#### Task input:
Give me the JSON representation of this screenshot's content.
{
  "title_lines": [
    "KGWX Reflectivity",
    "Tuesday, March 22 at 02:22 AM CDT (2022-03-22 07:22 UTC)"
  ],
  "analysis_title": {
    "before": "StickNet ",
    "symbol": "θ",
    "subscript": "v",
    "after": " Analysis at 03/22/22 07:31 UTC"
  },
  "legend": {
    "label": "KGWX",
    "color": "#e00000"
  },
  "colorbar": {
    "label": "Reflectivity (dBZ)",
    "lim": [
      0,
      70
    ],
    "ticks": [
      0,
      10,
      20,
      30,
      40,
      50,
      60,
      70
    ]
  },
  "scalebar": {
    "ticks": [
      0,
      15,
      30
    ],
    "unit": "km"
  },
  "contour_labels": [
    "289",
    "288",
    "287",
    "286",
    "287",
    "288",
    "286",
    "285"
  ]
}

#### The problem:
Quote all of the entries exactly as they appear.

#### Expected output:
Give me the JSON representation of this screenshot's content.
{
  "title_lines": [
    "KGWX Reflectivity",
    "Tuesday, March 22 at 02:22 AM CDT (2022-03-22 07:22 UTC)"
  ],
  "analysis_title": {
    "before": "StickNet ",
    "symbol": "θ",
    "subscript": "v",
    "after": " Analysis at 03/22/22 07:31 UTC"
  },
  "legend": {
    "label": "KGWX",
    "color": "#e00000"
  },
  "colorbar": {
    "label": "Reflectivity (dBZ)",
    "lim": [
      0,
      70
    ],
    "ticks": [
      0,
      10,
      20,
      30,
      40,
      50,
      60,
      70
    ]
  },
  "scalebar": {
    "ticks": [
      0,
      15,
      30
    ],
    "unit": "km"
  },
  "contour_labels": [
    "289",
    "288",
    "287",
    "286",
    "287",
    "288",
    "286",
    "285"
  ]
}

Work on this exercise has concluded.